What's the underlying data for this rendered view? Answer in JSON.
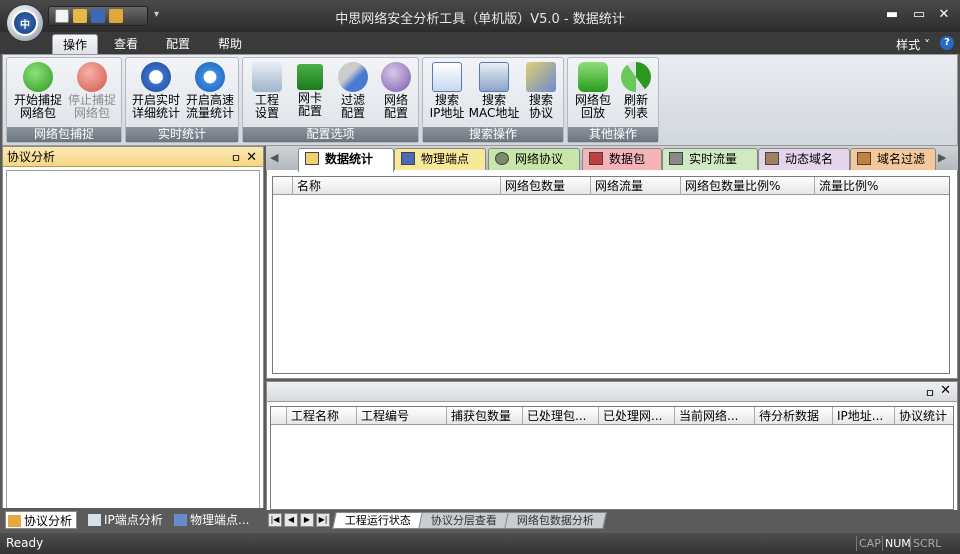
{
  "window": {
    "title": "中思网络安全分析工具（单机版）V5.0 - 数据统计",
    "controls": {
      "minimize": "▬",
      "maximize": "▭",
      "close": "✕"
    }
  },
  "quick_access": {
    "icons": [
      "new-file-icon",
      "open-folder-icon",
      "save-icon",
      "folder-icon"
    ],
    "more": "▾"
  },
  "menu_tabs": [
    "操作",
    "查看",
    "配置",
    "帮助"
  ],
  "style_label": "样式",
  "help_icon": "?",
  "ribbon": {
    "groups": [
      {
        "title": "网络包捕捉",
        "buttons": [
          {
            "l1": "开始捕捉",
            "l2": "网络包",
            "icon": "play-icon",
            "disabled": false
          },
          {
            "l1": "停止捕捉",
            "l2": "网络包",
            "icon": "stop-icon",
            "disabled": true
          }
        ]
      },
      {
        "title": "实时统计",
        "buttons": [
          {
            "l1": "开启实时",
            "l2": "详细统计",
            "icon": "realtime-icon",
            "disabled": false
          },
          {
            "l1": "开启高速",
            "l2": "流量统计",
            "icon": "speed-search-icon",
            "disabled": false
          }
        ]
      },
      {
        "title": "配置选项",
        "buttons": [
          {
            "l1": "工程",
            "l2": "设置",
            "icon": "project-settings-icon",
            "disabled": false
          },
          {
            "l1": "网卡",
            "l2": "配置",
            "icon": "network-card-icon",
            "disabled": false
          },
          {
            "l1": "过滤",
            "l2": "配置",
            "icon": "filter-scissors-icon",
            "disabled": false
          },
          {
            "l1": "网络",
            "l2": "配置",
            "icon": "network-globe-icon",
            "disabled": false
          }
        ]
      },
      {
        "title": "搜索操作",
        "buttons": [
          {
            "l1": "搜索",
            "l2": "IP地址",
            "icon": "search-ip-icon",
            "disabled": false
          },
          {
            "l1": "搜索",
            "l2": "MAC地址",
            "icon": "search-mac-icon",
            "disabled": false
          },
          {
            "l1": "搜索",
            "l2": "协议",
            "icon": "search-protocol-icon",
            "disabled": false
          }
        ]
      },
      {
        "title": "其他操作",
        "buttons": [
          {
            "l1": "网络包",
            "l2": "回放",
            "icon": "replay-camera-icon",
            "disabled": false
          },
          {
            "l1": "刷新",
            "l2": "列表",
            "icon": "refresh-icon",
            "disabled": false
          }
        ]
      }
    ]
  },
  "left_panel": {
    "title": "协议分析",
    "pin": "ㅁ",
    "close": "✕",
    "tabs": [
      "协议分析",
      "IP端点分析",
      "物理端点..."
    ]
  },
  "doc_tabs": [
    "数据统计",
    "物理端点",
    "网络协议",
    "数据包",
    "实时流量",
    "动态域名",
    "域名过滤"
  ],
  "colors": {
    "tab_yellow": "#f7e89a",
    "tab_green": "#c8e6a8",
    "tab_pink": "#f4b4b8",
    "tab_lightgreen": "#cfe9c0",
    "tab_lavender": "#e4d4ec",
    "tab_orange": "#f5c89c",
    "accent_blue": "#2a68c8"
  },
  "stats_table": {
    "headers": [
      "名称",
      "网络包数量",
      "网络流量",
      "网络包数量比例%",
      "流量比例%"
    ]
  },
  "project_panel": {
    "pin": "ㅁ",
    "close": "✕",
    "headers": [
      "工程名称",
      "工程编号",
      "捕获包数量",
      "已处理包...",
      "已处理网...",
      "当前网络...",
      "待分析数据",
      "IP地址...",
      "协议统计"
    ],
    "tabs": [
      "工程运行状态",
      "协议分层查看",
      "网络包数据分析"
    ],
    "nav": [
      "|◀",
      "◀",
      "▶",
      "▶|"
    ]
  },
  "status": {
    "text": "Ready",
    "indicators": [
      "CAP",
      "NUM",
      "SCRL"
    ]
  }
}
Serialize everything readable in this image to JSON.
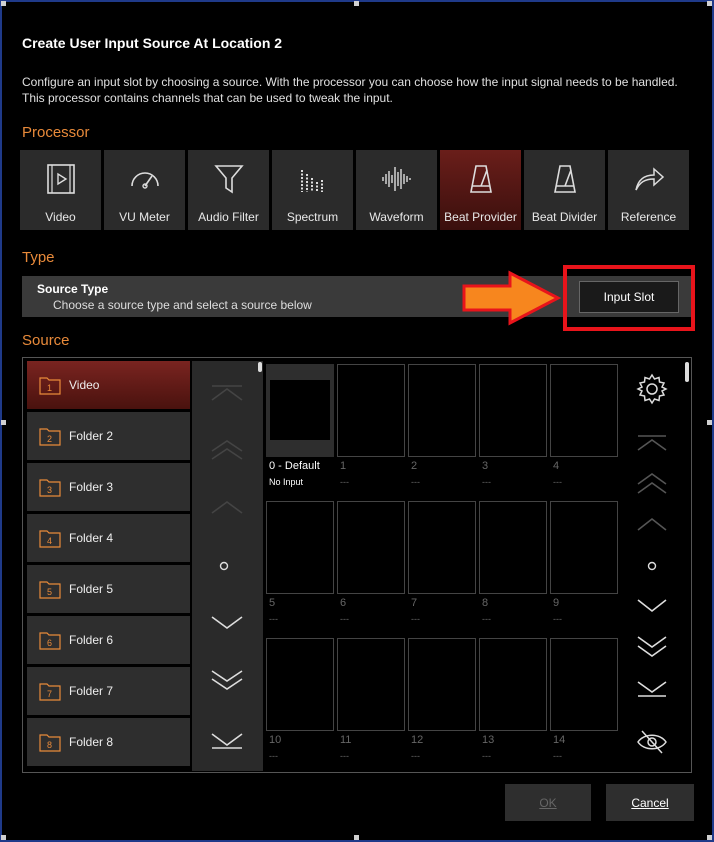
{
  "dialog": {
    "title": "Create User Input Source At Location 2",
    "description": "Configure an input slot by choosing a source. With the processor you can choose how the input signal needs to be handled. This processor contains channels that can be used to tweak the input."
  },
  "sections": {
    "processor": "Processor",
    "type": "Type",
    "source": "Source"
  },
  "processors": [
    {
      "label": "Video",
      "icon": "video-icon"
    },
    {
      "label": "VU Meter",
      "icon": "vu-meter-icon"
    },
    {
      "label": "Audio Filter",
      "icon": "funnel-icon"
    },
    {
      "label": "Spectrum",
      "icon": "spectrum-icon"
    },
    {
      "label": "Waveform",
      "icon": "waveform-icon"
    },
    {
      "label": "Beat Provider",
      "icon": "metronome-icon",
      "active": true
    },
    {
      "label": "Beat Divider",
      "icon": "metronome-icon"
    },
    {
      "label": "Reference",
      "icon": "forward-arrow-icon"
    }
  ],
  "type_bar": {
    "title": "Source Type",
    "subtitle": "Choose a source type and select a source below",
    "button": "Input Slot"
  },
  "folders": [
    {
      "num": "1",
      "label": "Video",
      "active": true
    },
    {
      "num": "2",
      "label": "Folder 2"
    },
    {
      "num": "3",
      "label": "Folder 3"
    },
    {
      "num": "4",
      "label": "Folder 4"
    },
    {
      "num": "5",
      "label": "Folder 5"
    },
    {
      "num": "6",
      "label": "Folder 6"
    },
    {
      "num": "7",
      "label": "Folder 7"
    },
    {
      "num": "8",
      "label": "Folder 8"
    }
  ],
  "slots": [
    {
      "num": "0 - Default",
      "sub": "No Input",
      "selected": true
    },
    {
      "num": "1",
      "sub": "---"
    },
    {
      "num": "2",
      "sub": "---"
    },
    {
      "num": "3",
      "sub": "---"
    },
    {
      "num": "4",
      "sub": "---"
    },
    {
      "num": "5",
      "sub": "---"
    },
    {
      "num": "6",
      "sub": "---"
    },
    {
      "num": "7",
      "sub": "---"
    },
    {
      "num": "8",
      "sub": "---"
    },
    {
      "num": "9",
      "sub": "---"
    },
    {
      "num": "10",
      "sub": "---"
    },
    {
      "num": "11",
      "sub": "---"
    },
    {
      "num": "12",
      "sub": "---"
    },
    {
      "num": "13",
      "sub": "---"
    },
    {
      "num": "14",
      "sub": "---"
    }
  ],
  "buttons": {
    "ok": "OK",
    "cancel": "Cancel"
  },
  "colors": {
    "accent": "#e88a3a",
    "active": "#6a1e1a",
    "highlight": "#e8141b",
    "arrow": "#f7861e",
    "window_border": "#1f3a8a"
  }
}
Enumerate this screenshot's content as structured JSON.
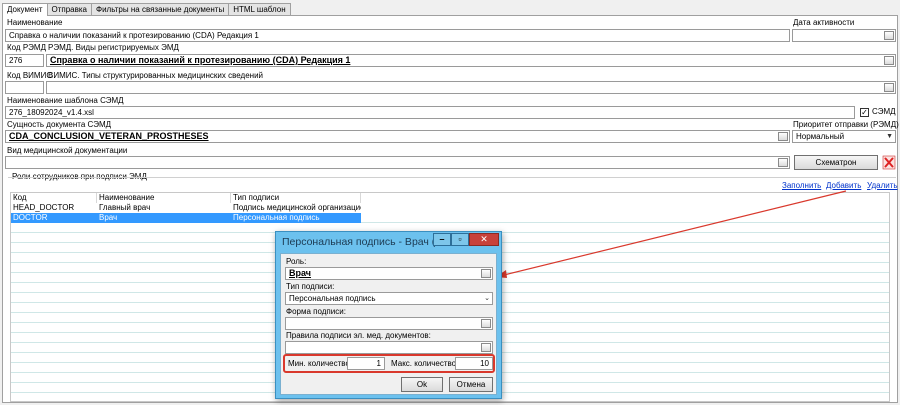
------
• [BRIEF] Look through the data and show every line containing "metronome".

• [RESPONSE FOR THIS EXERCISE]
      "icon": "metronome-icon",
      "icon": "metronome-icon"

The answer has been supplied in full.